- **Goal**:
Copy each of the entries below word for word, without the pictures.

- **Information given**:
--

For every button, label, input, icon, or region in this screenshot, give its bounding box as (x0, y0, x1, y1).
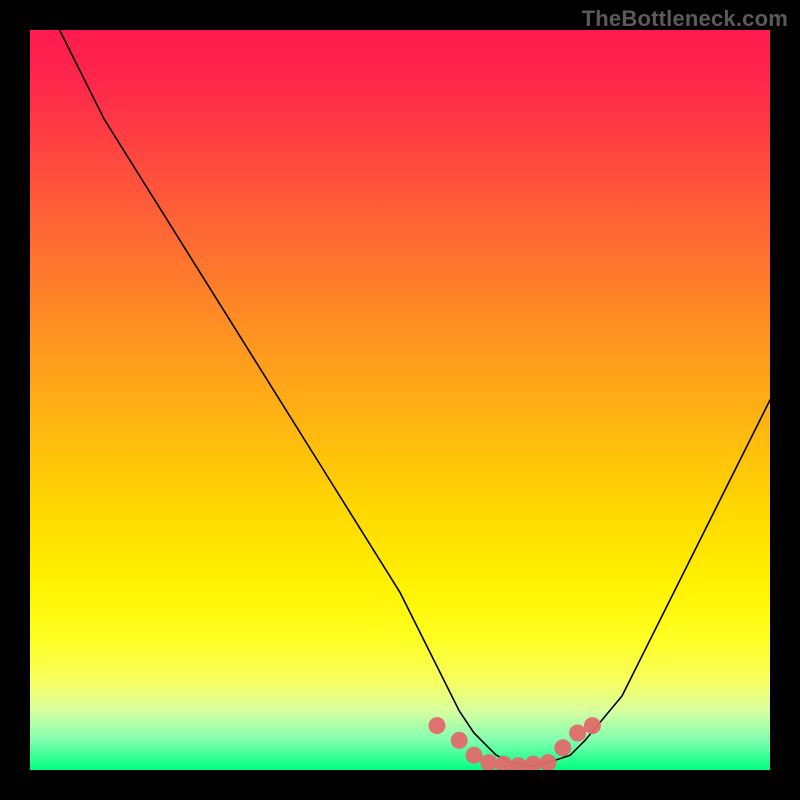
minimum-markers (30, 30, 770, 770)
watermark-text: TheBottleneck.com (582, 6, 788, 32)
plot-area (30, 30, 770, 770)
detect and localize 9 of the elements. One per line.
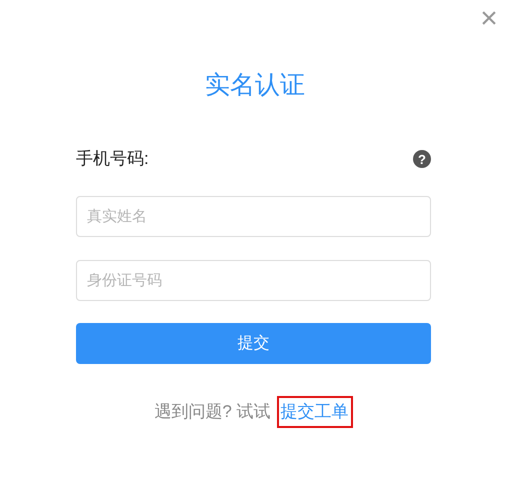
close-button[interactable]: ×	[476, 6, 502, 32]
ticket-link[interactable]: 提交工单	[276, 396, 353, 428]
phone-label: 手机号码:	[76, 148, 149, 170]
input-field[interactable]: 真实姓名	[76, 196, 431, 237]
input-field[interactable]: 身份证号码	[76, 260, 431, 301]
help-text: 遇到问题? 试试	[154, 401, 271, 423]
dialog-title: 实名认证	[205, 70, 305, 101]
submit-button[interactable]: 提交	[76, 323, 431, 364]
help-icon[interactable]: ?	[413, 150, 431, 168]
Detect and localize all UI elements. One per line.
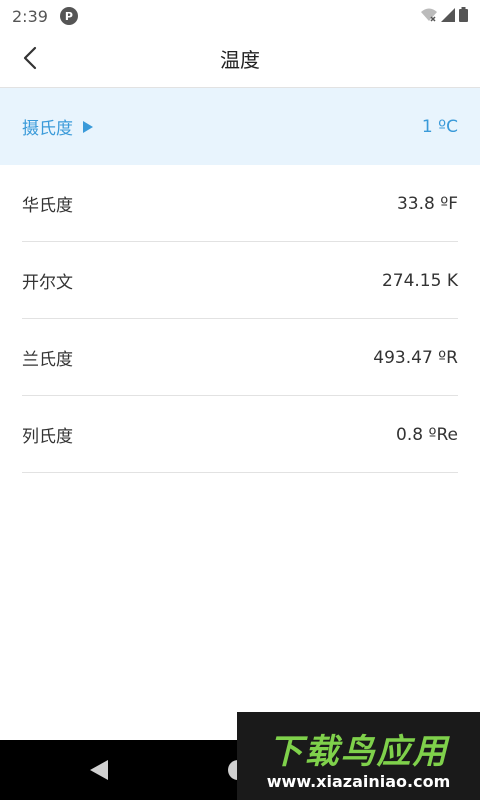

--

- **Solution**:
For every button, label, input, icon, or region in this screenshot, give its bounding box as (x0, y0, x1, y1).
minimum-markers (30, 30, 770, 770)
watermark-text: TheBottleneck.com (582, 6, 788, 32)
plot-area (30, 30, 770, 770)
detect and localize 9 of the elements. One per line.
close-button[interactable]: ×	[476, 6, 502, 32]
ticket-link[interactable]: 提交工单	[276, 396, 353, 428]
phone-label: 手机号码:	[76, 148, 149, 170]
input-field[interactable]: 真实姓名	[76, 196, 431, 237]
input-field[interactable]: 身份证号码	[76, 260, 431, 301]
help-text: 遇到问题? 试试	[154, 401, 271, 423]
dialog-title: 实名认证	[205, 70, 305, 101]
submit-button[interactable]: 提交	[76, 323, 431, 364]
help-icon[interactable]: ?	[413, 150, 431, 168]
Detect and localize all UI elements. One per line.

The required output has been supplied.